- WHAT THE EXERCISE ASKS: Using the bus arrival time system description, answer yes or no to each statement below and quote the words of the text that decide it. 1. The querying user sends mobile phone sensing data to the backend server. 2. The system needs special hardware installed in vehicles. 3. The sharing user's phone starts sending sampled sequences to the backend server once it confirms it is on the bus.

----- TEXT TO READ -----

2) Based on the commodity mobile phones, our system obviates the need for special hardware or extra vehicle devices.
3) Automatically detecting ambient environments and generating bus route related reports, our approach does not require the explicit human inputs from the participants
SYSTEM ARCHITECTURE:
MODULES:
1. System Overview
1.1. Querying User
1.2. Sharing User
1.3. Backend server
2. Pre-Processing Cell Tower Data
3. Bus Detection
4. Bus Classification
5. Arrival Time Prediction
MODULE DESCRIPTION:
1.1. Querying User:
A querying user queries the bus arrival time by sending the request to the backend server. The querying user indicates the interest bus route and bus stop to receive the predicted bus arrival time.
1.2. Sharing user:
The sharing user on the other hand contributes the mobile phone sensing information to the system. After a sharing user gets on a bus, the data colllection module starts. The collected data is transmitted to the server. Since the sharing user may travel with different means of transport, the mobile phone needs to first detect whether the current user is on a bus or not. The mobile phone periodically samples the surrounding environment and extracts identifiable features of transit buses. Once the mobile phone confirms it is on the bus, it starts sampling sequences and sends the sequences to the backend server. Ideally, the mobile phone of the sharing user automatically performs the data collection and transmission without the manual input from the sharing user.

----- EXTRACTED MATERIAL -----

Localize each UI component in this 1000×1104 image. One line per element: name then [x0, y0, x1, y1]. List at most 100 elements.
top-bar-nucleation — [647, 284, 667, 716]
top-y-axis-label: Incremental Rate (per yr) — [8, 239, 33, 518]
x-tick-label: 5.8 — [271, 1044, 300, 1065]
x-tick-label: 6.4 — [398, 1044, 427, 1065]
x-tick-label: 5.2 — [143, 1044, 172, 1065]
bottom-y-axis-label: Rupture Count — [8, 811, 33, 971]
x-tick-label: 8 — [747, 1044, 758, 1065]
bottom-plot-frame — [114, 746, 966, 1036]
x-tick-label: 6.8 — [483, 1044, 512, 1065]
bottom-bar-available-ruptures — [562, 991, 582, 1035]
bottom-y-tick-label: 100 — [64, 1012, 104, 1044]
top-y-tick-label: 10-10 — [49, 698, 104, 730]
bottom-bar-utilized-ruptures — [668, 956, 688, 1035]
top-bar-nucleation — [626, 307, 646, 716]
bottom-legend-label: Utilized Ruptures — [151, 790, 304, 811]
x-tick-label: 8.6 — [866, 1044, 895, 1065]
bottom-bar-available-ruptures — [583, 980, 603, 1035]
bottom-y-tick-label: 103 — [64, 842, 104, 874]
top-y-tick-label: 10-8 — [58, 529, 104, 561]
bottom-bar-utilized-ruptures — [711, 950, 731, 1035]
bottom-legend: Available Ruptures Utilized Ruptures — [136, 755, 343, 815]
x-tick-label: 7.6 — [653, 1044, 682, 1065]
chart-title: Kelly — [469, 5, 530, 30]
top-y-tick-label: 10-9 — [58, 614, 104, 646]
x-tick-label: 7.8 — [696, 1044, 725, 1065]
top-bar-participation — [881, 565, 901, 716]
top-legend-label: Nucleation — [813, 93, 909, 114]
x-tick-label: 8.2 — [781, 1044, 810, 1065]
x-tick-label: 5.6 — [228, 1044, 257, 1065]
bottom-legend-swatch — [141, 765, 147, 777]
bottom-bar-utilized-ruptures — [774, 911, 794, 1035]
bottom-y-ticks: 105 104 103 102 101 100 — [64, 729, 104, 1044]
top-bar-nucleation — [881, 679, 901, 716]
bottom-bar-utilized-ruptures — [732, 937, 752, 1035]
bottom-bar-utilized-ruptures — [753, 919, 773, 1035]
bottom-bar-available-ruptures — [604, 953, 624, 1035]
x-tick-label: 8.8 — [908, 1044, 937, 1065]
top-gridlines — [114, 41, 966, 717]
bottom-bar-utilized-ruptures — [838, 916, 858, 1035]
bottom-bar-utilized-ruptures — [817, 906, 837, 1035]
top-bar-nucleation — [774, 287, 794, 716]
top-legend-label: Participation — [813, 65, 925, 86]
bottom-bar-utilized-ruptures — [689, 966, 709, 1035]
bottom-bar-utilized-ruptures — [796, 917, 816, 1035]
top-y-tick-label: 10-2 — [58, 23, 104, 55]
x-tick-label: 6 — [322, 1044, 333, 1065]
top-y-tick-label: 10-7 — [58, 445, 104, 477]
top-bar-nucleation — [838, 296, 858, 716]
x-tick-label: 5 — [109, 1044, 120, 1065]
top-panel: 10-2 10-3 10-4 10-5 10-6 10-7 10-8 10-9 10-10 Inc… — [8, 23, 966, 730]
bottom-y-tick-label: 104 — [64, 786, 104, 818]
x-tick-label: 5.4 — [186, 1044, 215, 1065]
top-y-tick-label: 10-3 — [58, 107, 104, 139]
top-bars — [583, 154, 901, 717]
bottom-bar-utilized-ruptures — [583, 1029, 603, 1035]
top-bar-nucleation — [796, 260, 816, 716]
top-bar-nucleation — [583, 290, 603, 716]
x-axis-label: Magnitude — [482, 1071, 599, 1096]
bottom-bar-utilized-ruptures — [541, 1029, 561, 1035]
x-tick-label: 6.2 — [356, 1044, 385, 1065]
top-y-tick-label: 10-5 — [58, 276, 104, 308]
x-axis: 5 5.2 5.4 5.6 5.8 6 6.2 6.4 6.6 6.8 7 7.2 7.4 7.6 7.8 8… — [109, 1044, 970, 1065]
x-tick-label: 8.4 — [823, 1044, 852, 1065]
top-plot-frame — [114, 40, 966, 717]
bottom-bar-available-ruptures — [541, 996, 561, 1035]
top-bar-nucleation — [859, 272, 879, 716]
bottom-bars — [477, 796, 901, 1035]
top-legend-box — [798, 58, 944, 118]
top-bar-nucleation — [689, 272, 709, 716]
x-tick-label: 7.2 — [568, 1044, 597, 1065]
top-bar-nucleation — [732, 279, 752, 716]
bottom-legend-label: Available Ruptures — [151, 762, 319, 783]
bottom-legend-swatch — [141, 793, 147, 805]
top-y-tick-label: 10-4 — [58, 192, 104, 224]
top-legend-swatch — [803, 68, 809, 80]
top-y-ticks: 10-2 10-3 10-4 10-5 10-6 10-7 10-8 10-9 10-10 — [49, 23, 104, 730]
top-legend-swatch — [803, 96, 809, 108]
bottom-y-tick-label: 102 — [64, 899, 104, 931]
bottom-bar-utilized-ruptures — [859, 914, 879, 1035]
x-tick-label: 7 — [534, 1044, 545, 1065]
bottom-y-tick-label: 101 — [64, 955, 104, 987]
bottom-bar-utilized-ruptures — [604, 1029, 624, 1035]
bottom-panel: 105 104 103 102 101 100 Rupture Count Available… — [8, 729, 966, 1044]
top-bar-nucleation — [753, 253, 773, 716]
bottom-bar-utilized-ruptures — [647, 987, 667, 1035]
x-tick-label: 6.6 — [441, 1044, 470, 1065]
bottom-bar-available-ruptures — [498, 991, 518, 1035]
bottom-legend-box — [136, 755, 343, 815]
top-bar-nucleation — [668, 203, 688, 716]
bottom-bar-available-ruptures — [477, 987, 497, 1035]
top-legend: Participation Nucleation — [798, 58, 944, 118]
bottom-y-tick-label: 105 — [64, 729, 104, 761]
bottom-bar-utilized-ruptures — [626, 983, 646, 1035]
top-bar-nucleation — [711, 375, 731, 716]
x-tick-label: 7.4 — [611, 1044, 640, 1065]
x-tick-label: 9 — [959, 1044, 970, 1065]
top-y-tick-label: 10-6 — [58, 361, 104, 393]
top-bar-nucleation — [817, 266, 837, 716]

-----

- ANSWER BELOW:
1. No: "A querying user queries the bus arrival time by sending the request to the backend server."
2. No: "our system obviates the need for special hardware or extra vehicle devices."
3. Yes: "Once the mobile phone confirms it is on the bus, it starts sampling sequences and sends the sequences to the backend server."